Copy out all lines with the word "color" in them.
* * * * *
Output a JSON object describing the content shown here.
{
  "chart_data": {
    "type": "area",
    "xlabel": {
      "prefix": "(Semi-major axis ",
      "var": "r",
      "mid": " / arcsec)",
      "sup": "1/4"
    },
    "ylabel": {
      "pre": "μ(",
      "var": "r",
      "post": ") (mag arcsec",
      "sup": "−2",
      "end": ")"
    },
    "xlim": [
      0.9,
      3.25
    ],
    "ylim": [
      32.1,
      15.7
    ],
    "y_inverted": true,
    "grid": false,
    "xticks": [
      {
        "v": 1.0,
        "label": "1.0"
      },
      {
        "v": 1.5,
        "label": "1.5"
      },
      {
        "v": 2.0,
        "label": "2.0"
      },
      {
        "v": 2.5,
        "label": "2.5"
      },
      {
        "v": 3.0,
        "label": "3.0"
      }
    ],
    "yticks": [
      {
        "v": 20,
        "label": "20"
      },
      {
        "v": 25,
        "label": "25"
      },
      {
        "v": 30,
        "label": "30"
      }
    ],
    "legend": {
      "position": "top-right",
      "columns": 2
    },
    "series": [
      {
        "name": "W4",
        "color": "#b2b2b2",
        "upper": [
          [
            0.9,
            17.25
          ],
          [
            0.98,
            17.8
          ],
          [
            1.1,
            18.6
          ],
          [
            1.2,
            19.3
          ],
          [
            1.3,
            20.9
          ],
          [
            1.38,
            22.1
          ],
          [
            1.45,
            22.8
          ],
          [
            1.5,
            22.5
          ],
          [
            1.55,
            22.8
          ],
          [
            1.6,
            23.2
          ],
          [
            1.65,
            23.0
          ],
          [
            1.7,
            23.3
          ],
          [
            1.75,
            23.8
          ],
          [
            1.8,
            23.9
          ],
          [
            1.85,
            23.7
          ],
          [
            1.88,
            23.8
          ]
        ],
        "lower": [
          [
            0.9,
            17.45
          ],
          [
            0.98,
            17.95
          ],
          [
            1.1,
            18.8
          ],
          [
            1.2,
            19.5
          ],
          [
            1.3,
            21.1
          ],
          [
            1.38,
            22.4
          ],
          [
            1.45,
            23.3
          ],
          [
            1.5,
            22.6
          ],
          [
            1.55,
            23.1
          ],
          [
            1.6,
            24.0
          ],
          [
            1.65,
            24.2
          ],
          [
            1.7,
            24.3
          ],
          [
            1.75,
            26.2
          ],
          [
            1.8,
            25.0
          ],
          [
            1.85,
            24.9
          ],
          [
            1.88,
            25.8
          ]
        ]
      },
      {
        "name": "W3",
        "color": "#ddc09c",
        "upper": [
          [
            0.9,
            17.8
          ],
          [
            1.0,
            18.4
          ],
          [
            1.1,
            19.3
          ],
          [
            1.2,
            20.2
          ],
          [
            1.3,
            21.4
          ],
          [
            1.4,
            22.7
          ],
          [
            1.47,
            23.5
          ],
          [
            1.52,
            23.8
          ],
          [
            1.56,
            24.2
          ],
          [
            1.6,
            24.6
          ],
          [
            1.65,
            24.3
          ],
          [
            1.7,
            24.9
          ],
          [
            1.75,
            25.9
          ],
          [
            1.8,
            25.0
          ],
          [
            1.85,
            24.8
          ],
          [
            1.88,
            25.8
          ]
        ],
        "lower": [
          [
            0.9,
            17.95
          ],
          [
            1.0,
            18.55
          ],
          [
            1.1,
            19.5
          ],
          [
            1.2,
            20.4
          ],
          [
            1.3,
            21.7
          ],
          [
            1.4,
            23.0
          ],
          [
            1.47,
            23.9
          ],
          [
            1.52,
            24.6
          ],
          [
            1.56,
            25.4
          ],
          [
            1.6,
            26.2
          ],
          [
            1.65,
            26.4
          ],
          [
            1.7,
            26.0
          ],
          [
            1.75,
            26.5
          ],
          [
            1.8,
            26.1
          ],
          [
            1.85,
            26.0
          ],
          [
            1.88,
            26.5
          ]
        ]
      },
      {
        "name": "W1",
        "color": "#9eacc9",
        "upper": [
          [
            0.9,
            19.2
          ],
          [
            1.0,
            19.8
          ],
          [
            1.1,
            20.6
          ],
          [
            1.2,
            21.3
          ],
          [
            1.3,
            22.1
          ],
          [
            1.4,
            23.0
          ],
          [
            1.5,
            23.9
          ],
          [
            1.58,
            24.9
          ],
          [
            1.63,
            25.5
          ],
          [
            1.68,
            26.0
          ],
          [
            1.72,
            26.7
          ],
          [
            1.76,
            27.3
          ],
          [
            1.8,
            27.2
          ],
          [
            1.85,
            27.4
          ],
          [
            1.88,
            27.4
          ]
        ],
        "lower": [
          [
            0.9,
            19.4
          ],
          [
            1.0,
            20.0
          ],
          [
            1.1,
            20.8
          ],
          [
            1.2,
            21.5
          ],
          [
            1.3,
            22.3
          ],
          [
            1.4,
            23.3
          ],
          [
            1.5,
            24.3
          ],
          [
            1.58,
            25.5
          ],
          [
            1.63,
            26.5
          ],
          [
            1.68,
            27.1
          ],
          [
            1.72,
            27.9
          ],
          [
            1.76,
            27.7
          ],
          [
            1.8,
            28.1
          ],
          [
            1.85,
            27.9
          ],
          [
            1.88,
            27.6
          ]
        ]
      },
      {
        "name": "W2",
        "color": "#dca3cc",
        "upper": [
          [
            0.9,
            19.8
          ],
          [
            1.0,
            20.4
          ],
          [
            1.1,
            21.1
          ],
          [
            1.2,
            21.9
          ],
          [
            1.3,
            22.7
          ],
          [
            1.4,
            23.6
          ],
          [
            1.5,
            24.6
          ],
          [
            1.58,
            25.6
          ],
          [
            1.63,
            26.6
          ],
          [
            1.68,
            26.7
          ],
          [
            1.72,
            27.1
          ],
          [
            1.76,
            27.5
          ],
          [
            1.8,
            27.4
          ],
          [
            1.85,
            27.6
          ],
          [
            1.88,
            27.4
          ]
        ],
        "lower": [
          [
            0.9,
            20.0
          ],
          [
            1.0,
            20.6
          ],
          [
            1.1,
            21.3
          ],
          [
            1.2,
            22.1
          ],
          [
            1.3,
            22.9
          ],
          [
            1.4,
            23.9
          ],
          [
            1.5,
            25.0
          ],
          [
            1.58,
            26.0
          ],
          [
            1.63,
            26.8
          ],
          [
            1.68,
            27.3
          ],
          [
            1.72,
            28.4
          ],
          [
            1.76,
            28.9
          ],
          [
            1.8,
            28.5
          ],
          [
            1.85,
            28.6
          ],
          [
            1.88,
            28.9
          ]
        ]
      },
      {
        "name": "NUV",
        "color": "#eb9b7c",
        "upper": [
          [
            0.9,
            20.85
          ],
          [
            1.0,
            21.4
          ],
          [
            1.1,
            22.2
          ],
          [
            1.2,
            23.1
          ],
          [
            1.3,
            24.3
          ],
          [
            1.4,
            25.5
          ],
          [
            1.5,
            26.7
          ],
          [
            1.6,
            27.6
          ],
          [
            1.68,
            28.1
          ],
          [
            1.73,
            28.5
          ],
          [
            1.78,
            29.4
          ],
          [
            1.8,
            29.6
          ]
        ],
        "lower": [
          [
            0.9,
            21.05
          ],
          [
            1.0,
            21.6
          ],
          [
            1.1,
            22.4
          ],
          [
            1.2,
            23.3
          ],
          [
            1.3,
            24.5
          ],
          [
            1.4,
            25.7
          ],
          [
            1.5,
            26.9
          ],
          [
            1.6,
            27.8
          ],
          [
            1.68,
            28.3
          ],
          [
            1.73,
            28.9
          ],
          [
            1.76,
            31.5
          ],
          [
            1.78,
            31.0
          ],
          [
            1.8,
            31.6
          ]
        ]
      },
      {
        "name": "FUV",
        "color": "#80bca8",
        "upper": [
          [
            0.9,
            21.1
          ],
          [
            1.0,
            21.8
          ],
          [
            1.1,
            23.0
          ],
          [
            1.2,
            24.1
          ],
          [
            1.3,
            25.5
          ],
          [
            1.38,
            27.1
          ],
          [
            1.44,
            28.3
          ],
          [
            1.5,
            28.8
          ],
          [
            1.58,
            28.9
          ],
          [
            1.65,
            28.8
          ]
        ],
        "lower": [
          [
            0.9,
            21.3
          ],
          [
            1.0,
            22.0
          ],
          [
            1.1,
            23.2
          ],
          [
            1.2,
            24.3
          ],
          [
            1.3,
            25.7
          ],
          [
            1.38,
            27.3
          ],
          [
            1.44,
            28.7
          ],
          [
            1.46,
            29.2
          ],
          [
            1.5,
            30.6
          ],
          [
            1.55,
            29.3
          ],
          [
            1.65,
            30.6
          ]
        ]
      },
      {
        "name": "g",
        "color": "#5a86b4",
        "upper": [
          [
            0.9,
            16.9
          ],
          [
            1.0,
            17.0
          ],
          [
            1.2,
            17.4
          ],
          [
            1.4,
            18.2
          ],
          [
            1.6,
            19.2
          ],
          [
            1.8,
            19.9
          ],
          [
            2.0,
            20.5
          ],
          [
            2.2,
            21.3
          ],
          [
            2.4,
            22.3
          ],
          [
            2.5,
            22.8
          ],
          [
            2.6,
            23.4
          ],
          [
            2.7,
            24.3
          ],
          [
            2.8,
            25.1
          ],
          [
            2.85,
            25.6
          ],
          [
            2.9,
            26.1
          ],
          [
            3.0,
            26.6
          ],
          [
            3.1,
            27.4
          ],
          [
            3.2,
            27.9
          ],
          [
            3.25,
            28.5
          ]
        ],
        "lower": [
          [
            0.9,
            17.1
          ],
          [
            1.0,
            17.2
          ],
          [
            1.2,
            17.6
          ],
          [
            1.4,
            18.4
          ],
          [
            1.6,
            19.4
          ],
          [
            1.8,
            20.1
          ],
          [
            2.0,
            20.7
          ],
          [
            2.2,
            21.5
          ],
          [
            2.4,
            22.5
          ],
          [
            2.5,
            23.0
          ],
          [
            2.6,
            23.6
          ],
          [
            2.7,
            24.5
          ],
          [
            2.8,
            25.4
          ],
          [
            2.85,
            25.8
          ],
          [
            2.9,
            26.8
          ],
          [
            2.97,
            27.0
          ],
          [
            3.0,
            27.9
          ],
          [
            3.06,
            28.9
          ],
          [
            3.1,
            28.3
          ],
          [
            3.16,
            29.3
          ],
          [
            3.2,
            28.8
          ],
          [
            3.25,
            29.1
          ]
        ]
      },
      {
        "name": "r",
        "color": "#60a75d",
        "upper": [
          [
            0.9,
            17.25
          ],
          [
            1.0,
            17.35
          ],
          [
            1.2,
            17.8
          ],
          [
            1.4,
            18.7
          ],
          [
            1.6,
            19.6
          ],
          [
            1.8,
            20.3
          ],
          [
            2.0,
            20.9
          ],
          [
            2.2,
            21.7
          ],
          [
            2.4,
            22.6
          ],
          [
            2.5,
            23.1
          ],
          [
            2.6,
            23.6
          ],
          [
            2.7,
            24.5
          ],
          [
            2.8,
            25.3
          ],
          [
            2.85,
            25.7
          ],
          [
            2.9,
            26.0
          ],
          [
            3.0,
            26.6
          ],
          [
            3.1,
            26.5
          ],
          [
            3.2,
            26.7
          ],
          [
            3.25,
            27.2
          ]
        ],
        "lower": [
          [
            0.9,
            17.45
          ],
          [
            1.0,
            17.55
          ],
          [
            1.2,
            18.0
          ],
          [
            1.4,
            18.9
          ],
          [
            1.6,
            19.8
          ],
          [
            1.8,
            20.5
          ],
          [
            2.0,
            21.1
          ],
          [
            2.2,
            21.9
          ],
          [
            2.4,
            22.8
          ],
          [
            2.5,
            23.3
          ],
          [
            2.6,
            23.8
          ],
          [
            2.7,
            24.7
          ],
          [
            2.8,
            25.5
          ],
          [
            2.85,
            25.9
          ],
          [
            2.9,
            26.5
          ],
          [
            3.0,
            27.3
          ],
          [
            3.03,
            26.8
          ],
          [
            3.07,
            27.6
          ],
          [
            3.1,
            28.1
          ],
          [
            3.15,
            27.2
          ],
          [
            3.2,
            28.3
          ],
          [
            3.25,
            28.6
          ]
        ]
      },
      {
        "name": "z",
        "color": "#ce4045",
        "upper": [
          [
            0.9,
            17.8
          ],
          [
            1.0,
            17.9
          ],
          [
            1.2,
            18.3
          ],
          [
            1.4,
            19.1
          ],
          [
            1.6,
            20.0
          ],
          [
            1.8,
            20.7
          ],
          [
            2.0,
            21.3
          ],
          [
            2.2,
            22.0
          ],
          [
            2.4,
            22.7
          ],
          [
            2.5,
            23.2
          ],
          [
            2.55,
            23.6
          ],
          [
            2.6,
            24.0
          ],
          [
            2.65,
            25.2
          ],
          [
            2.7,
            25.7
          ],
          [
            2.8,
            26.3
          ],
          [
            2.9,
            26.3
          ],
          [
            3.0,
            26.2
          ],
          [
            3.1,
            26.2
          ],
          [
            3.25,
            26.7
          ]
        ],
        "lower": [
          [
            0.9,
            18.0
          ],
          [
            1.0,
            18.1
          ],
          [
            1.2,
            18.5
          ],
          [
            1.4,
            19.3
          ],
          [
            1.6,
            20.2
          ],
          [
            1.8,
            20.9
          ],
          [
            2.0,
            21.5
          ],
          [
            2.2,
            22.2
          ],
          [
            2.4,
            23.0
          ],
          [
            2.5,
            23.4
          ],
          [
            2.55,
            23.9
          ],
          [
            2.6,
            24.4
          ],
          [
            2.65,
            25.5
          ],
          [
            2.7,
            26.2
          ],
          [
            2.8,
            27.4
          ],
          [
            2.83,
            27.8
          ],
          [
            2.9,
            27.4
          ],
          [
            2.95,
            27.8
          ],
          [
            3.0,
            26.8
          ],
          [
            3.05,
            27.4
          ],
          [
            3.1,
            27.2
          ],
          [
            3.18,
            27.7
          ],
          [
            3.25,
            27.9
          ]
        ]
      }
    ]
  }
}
* * * * *
• EXERCISE RESPONSE:
        "color": "#b2b2b2",
        "color": "#ddc09c",
        "color": "#9eacc9",
        "color": "#dca3cc",
        "color": "#eb9b7c",
        "color": "#80bca8",
        "color": "#5a86b4",
        "color": "#60a75d",
        "color": "#ce4045",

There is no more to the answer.